**Exercise materials:**
• • • •

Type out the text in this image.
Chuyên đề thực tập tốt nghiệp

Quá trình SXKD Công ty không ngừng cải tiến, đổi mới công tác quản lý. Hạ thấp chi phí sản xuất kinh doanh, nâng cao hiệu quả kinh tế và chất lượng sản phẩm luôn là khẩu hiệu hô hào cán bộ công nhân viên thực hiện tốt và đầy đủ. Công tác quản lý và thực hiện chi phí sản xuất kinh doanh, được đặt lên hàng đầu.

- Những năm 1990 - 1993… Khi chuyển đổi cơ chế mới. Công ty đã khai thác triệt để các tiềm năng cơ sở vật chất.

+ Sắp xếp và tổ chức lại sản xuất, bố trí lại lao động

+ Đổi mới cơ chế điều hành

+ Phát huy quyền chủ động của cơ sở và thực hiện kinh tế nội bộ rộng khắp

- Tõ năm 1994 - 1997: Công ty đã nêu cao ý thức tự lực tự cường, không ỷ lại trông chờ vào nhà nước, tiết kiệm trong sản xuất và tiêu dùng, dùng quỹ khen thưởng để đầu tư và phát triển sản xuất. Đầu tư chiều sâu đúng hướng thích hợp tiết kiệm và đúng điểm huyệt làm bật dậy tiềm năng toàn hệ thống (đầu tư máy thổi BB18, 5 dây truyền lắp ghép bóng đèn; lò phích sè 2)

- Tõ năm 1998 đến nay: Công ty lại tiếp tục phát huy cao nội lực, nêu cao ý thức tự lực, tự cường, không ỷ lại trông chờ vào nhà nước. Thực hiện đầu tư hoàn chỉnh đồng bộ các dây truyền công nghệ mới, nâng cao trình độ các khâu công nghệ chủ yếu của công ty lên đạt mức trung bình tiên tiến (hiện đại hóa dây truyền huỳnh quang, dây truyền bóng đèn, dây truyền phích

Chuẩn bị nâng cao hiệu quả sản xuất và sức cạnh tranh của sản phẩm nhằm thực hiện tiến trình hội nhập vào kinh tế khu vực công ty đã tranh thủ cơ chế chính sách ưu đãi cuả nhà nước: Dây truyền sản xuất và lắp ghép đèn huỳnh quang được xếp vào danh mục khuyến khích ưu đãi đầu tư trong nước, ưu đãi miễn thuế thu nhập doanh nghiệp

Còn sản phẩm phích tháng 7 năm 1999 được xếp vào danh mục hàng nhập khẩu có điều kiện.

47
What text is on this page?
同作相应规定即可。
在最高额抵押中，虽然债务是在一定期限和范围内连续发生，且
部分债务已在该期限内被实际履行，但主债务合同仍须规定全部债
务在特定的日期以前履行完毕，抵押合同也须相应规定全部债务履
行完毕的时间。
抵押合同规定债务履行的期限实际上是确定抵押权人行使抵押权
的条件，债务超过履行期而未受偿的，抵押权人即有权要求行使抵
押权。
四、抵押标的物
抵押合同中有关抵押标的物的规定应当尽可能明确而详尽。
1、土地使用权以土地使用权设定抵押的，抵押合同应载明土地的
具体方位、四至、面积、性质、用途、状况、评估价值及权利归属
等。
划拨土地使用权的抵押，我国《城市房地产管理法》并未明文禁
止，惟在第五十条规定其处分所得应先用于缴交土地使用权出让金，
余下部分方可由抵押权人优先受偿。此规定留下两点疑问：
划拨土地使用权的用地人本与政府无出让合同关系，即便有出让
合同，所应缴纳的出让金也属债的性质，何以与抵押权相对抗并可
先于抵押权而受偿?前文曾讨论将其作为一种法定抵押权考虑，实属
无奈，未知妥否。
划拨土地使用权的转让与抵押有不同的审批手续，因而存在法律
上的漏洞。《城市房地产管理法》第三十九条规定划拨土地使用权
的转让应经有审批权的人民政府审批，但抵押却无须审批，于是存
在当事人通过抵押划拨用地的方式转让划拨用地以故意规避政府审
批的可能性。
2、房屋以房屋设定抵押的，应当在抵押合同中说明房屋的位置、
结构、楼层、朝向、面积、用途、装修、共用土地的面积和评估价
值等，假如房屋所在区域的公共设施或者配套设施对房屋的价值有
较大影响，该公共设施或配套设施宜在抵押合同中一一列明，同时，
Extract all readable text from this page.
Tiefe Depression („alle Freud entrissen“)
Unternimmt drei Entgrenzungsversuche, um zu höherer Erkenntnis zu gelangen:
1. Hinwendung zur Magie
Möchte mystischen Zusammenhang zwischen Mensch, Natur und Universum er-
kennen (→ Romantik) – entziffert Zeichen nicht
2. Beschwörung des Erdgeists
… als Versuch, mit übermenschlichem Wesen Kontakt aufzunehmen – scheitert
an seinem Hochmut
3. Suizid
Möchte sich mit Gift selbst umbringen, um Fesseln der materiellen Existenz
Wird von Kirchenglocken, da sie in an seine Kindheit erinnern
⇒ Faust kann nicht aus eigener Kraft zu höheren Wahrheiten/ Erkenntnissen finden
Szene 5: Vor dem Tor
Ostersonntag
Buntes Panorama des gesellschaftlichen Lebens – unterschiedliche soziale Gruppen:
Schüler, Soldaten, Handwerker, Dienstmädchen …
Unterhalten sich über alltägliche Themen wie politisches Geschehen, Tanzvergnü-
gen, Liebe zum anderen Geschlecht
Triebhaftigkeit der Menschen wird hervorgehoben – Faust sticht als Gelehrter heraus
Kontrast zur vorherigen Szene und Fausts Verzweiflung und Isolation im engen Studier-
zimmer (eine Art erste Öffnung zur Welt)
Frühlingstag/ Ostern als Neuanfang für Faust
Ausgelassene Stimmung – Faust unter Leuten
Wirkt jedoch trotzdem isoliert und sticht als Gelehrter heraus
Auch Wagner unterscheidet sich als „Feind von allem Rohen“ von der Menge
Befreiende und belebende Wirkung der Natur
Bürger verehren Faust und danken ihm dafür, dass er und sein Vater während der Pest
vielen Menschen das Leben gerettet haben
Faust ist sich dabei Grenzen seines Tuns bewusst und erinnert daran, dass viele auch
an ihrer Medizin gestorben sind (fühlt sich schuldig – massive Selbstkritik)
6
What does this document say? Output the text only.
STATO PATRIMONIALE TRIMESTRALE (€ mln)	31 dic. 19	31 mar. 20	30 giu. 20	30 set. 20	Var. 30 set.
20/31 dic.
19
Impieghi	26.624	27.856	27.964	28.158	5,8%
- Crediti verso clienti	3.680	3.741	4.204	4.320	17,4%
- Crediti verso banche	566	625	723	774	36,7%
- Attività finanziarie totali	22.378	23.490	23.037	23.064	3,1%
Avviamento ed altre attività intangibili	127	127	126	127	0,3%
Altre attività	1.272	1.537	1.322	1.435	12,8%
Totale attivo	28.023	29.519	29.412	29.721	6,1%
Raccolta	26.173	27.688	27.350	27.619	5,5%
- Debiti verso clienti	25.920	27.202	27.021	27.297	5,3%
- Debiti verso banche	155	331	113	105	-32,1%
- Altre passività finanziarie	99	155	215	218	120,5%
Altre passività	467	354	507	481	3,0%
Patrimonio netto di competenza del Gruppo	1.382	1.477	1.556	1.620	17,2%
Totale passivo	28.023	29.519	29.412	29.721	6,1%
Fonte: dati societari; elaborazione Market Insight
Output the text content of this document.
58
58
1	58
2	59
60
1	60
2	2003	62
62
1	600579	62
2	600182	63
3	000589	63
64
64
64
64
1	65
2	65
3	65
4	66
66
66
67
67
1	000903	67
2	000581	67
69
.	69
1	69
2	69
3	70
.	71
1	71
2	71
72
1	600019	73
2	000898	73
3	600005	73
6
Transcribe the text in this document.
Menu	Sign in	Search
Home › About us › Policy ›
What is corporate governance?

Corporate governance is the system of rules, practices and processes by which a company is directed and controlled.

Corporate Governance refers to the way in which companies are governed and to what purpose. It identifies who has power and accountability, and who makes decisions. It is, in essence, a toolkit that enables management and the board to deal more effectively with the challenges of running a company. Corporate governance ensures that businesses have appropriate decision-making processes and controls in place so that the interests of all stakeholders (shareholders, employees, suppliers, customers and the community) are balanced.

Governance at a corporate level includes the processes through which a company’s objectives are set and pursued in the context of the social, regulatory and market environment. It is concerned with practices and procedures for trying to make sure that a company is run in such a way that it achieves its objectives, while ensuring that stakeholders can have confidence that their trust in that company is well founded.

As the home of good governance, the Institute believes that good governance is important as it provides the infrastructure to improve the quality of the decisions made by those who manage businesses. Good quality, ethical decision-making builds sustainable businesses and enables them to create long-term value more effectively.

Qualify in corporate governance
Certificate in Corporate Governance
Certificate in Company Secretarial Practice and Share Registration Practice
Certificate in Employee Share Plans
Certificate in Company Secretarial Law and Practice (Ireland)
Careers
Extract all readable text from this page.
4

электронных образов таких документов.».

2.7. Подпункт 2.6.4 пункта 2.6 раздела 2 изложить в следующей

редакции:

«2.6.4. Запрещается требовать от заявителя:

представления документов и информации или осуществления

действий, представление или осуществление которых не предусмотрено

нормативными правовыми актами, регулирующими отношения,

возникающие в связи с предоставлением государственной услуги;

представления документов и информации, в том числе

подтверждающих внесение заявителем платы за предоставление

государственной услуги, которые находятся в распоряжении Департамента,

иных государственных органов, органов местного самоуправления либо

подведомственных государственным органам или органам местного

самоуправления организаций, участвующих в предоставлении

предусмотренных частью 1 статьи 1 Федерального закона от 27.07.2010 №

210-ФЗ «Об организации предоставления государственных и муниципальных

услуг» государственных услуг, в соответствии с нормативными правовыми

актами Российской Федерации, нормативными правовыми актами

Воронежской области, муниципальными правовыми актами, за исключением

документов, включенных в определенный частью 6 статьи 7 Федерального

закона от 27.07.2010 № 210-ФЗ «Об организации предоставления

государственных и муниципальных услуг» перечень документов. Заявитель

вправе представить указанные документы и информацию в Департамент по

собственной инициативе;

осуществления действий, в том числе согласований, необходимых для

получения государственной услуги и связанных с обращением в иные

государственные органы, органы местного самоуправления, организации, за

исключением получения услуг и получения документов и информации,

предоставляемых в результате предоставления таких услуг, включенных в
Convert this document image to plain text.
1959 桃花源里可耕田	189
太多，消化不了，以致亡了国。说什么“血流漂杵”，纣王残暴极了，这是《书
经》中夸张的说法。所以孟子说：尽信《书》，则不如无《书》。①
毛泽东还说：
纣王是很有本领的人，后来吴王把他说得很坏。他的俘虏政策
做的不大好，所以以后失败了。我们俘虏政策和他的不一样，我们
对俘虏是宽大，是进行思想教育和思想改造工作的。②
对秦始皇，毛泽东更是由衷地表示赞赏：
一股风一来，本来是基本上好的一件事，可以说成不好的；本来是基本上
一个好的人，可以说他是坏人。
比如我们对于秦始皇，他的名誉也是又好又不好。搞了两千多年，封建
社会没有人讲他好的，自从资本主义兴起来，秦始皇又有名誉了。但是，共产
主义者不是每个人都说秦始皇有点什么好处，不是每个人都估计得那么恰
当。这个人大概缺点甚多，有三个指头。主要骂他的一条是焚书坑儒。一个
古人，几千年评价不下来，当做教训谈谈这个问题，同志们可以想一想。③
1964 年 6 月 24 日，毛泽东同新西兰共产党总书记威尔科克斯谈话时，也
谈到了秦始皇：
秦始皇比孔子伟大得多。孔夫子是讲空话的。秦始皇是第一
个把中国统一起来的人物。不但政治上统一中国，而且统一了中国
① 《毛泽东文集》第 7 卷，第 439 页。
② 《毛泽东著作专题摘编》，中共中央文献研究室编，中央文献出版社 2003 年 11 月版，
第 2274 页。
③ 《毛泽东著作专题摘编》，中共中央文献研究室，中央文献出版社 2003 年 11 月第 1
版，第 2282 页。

• • • •

**What the task requires:** Select all lines in the listing above where the word "Totale" appears, and show them.

**Problem solution:**
Totale attivo	28.023	29.519	29.412	29.721	6,1%
Totale passivo	28.023	29.519	29.412	29.721	6,1%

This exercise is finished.